____ Exercise input
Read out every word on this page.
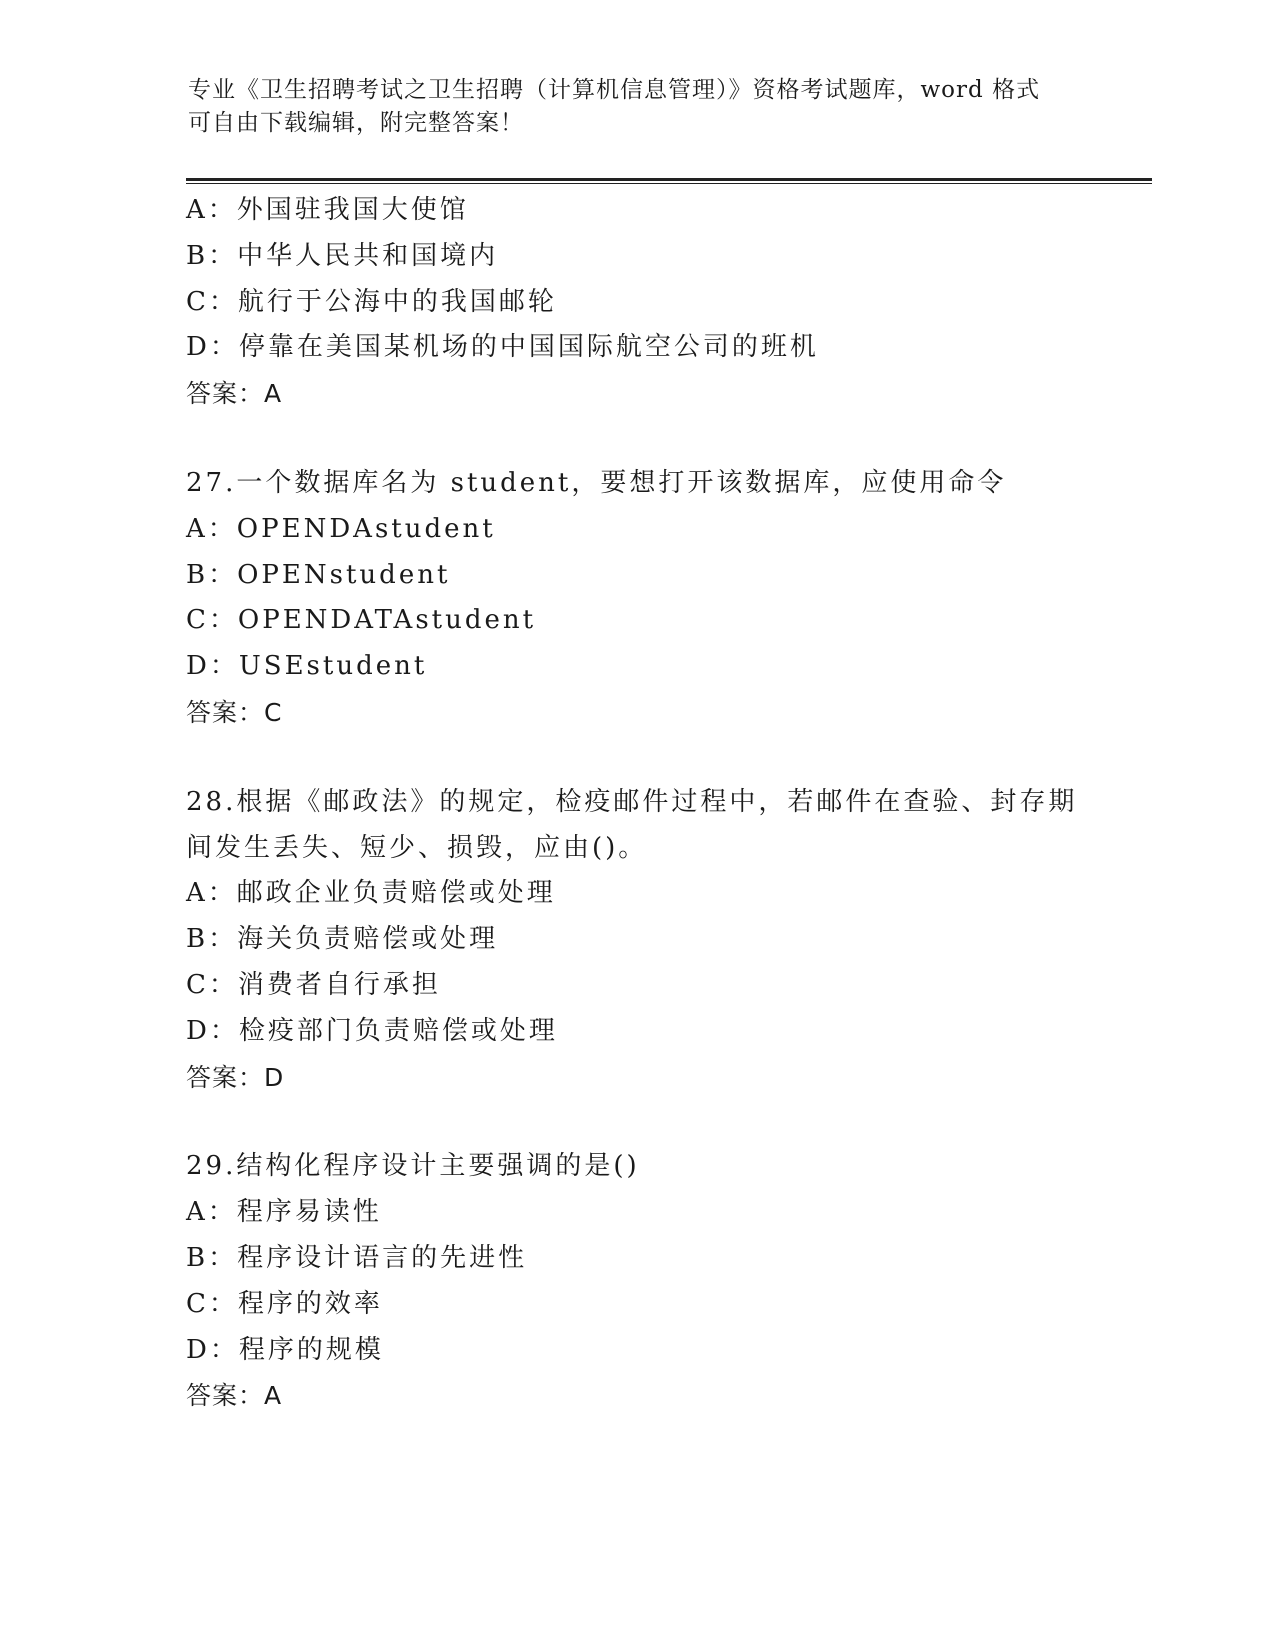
专业《卫生招聘考试之卫生招聘（计算机信息管理）》资格考试题库，word 格式
可自由下载编辑，附完整答案！
A：外国驻我国大使馆
B：中华人民共和国境内
C：航行于公海中的我国邮轮
D：停靠在美国某机场的中国国际航空公司的班机
答案：A
27.一个数据库名为 student，要想打开该数据库，应使用命令
A：OPENDAstudent
B：OPENstudent
C：OPENDATAstudent
D：USEstudent
答案：C
28.根据《邮政法》的规定，检疫邮件过程中，若邮件在查验、封存期
间发生丢失、短少、损毁，应由()。
A：邮政企业负责赔偿或处理
B：海关负责赔偿或处理
C：消费者自行承担
D：检疫部门负责赔偿或处理
答案：D
29.结构化程序设计主要强调的是()
A：程序易读性
B：程序设计语言的先进性
C：程序的效率
D：程序的规模
答案：A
________
# Aim
Copy out each line in the preceding records that contains "word".

# Solution to this problem
Read out every word on this page.
专业《卫生招聘考试之卫生招聘（计算机信息管理）》资格考试题库，word 格式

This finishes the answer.